» **What to produce**
The listing below must be repeated word for word, with its images excluded.

» **Data for processing**
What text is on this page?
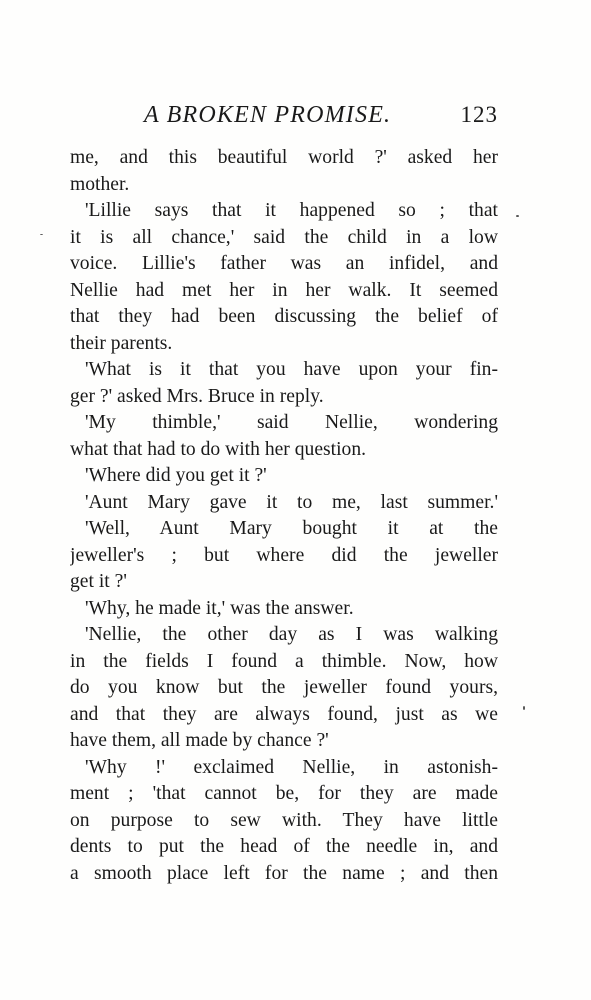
A BROKEN PROMISE.	123
me, and this beautiful world ?' asked her
mother.
'Lillie says that it happened so ; that
it is all chance,' said the child in a low
voice. Lillie's father was an infidel, and
Nellie had met her in her walk. It seemed
that they had been discussing the belief of
their parents.
'What is it that you have upon your fin-
ger ?' asked Mrs. Bruce in reply.
'My thimble,' said Nellie, wondering
what that had to do with her question.
'Where did you get it ?'
'Aunt Mary gave it to me, last summer.'
'Well, Aunt Mary bought it at the
jeweller's ; but where did the jeweller
get it ?'
'Why, he made it,' was the answer.
'Nellie, the other day as I was walking
in the fields I found a thimble. Now, how
do you know but the jeweller found yours,
and that they are always found, just as we
have them, all made by chance ?'
'Why !' exclaimed Nellie, in astonish-
ment ; 'that cannot be, for they are made
on purpose to sew with. They have little
dents to put the head of the needle in, and
a smooth place left for the name ; and then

» **Solution to this exercise**
What text is on this page?
A BROKEN PROMISE.	123
me, and this beautiful world ?' asked her
mother.
'Lillie says that it happened so ; that
it is all chance,' said the child in a low
voice. Lillie's father was an infidel, and
Nellie had met her in her walk. It seemed
that they had been discussing the belief of
their parents.
'What is it that you have upon your fin-
ger ?' asked Mrs. Bruce in reply.
'My thimble,' said Nellie, wondering
what that had to do with her question.
'Where did you get it ?'
'Aunt Mary gave it to me, last summer.'
'Well, Aunt Mary bought it at the
jeweller's ; but where did the jeweller
get it ?'
'Why, he made it,' was the answer.
'Nellie, the other day as I was walking
in the fields I found a thimble. Now, how
do you know but the jeweller found yours,
and that they are always found, just as we
have them, all made by chance ?'
'Why !' exclaimed Nellie, in astonish-
ment ; 'that cannot be, for they are made
on purpose to sew with. They have little
dents to put the head of the needle in, and
a smooth place left for the name ; and then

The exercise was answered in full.